Stated task | Extract the listing below in full, unchanged.

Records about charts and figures
════════

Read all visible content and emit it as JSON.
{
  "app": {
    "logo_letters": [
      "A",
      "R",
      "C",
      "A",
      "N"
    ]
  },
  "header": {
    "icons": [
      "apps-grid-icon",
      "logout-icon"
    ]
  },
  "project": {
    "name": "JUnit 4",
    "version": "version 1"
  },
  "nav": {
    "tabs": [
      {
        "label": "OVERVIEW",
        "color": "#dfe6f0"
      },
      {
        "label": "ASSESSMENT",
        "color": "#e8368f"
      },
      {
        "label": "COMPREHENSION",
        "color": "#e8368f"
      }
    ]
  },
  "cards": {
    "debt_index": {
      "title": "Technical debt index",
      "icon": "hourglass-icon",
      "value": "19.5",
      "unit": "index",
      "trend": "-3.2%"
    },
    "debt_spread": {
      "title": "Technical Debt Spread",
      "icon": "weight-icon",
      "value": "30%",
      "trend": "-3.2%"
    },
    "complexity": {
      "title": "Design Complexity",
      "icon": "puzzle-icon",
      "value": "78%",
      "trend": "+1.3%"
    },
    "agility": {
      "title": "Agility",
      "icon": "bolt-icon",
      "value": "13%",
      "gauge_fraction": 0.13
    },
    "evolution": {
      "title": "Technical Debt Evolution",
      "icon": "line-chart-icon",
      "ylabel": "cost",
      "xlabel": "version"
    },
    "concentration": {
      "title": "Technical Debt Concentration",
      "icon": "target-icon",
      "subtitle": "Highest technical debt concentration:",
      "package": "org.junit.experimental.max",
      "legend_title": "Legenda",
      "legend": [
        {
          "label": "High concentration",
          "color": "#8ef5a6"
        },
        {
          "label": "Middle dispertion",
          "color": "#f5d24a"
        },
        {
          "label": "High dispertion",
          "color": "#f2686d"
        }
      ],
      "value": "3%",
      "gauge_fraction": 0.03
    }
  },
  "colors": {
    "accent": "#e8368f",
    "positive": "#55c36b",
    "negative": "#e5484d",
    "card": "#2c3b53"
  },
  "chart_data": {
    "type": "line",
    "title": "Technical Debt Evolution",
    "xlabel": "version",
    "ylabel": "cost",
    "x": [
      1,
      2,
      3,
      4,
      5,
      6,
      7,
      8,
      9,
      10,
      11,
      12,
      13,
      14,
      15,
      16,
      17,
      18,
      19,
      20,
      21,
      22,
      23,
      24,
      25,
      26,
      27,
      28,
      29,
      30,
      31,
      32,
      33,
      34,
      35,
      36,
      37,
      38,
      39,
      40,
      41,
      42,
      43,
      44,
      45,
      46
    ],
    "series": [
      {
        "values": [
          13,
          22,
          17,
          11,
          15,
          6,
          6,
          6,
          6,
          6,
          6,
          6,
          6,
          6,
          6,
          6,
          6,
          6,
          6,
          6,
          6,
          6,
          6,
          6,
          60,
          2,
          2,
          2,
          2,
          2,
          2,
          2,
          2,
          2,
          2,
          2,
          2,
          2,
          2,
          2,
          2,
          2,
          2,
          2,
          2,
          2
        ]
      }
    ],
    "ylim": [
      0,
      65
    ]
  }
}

════════

Task solution |
Read all visible content and emit it as JSON.
{
  "app": {
    "logo_letters": [
      "A",
      "R",
      "C",
      "A",
      "N"
    ]
  },
  "header": {
    "icons": [
      "apps-grid-icon",
      "logout-icon"
    ]
  },
  "project": {
    "name": "JUnit 4",
    "version": "version 1"
  },
  "nav": {
    "tabs": [
      {
        "label": "OVERVIEW",
        "color": "#dfe6f0"
      },
      {
        "label": "ASSESSMENT",
        "color": "#e8368f"
      },
      {
        "label": "COMPREHENSION",
        "color": "#e8368f"
      }
    ]
  },
  "cards": {
    "debt_index": {
      "title": "Technical debt index",
      "icon": "hourglass-icon",
      "value": "19.5",
      "unit": "index",
      "trend": "-3.2%"
    },
    "debt_spread": {
      "title": "Technical Debt Spread",
      "icon": "weight-icon",
      "value": "30%",
      "trend": "-3.2%"
    },
    "complexity": {
      "title": "Design Complexity",
      "icon": "puzzle-icon",
      "value": "78%",
      "trend": "+1.3%"
    },
    "agility": {
      "title": "Agility",
      "icon": "bolt-icon",
      "value": "13%",
      "gauge_fraction": 0.13
    },
    "evolution": {
      "title": "Technical Debt Evolution",
      "icon": "line-chart-icon",
      "ylabel": "cost",
      "xlabel": "version"
    },
    "concentration": {
      "title": "Technical Debt Concentration",
      "icon": "target-icon",
      "subtitle": "Highest technical debt concentration:",
      "package": "org.junit.experimental.max",
      "legend_title": "Legenda",
      "legend": [
        {
          "label": "High concentration",
          "color": "#8ef5a6"
        },
        {
          "label": "Middle dispertion",
          "color": "#f5d24a"
        },
        {
          "label": "High dispertion",
          "color": "#f2686d"
        }
      ],
      "value": "3%",
      "gauge_fraction": 0.03
    }
  },
  "colors": {
    "accent": "#e8368f",
    "positive": "#55c36b",
    "negative": "#e5484d",
    "card": "#2c3b53"
  },
  "chart_data": {
    "type": "line",
    "title": "Technical Debt Evolution",
    "xlabel": "version",
    "ylabel": "cost",
    "x": [
      1,
      2,
      3,
      4,
      5,
      6,
      7,
      8,
      9,
      10,
      11,
      12,
      13,
      14,
      15,
      16,
      17,
      18,
      19,
      20,
      21,
      22,
      23,
      24,
      25,
      26,
      27,
      28,
      29,
      30,
      31,
      32,
      33,
      34,
      35,
      36,
      37,
      38,
      39,
      40,
      41,
      42,
      43,
      44,
      45,
      46
    ],
    "series": [
      {
        "values": [
          13,
          22,
          17,
          11,
          15,
          6,
          6,
          6,
          6,
          6,
          6,
          6,
          6,
          6,
          6,
          6,
          6,
          6,
          6,
          6,
          6,
          6,
          6,
          6,
          60,
          2,
          2,
          2,
          2,
          2,
          2,
          2,
          2,
          2,
          2,
          2,
          2,
          2,
          2,
          2,
          2,
          2,
          2,
          2,
          2,
          2
        ]
      }
    ],
    "ylim": [
      0,
      65
    ]
  }
}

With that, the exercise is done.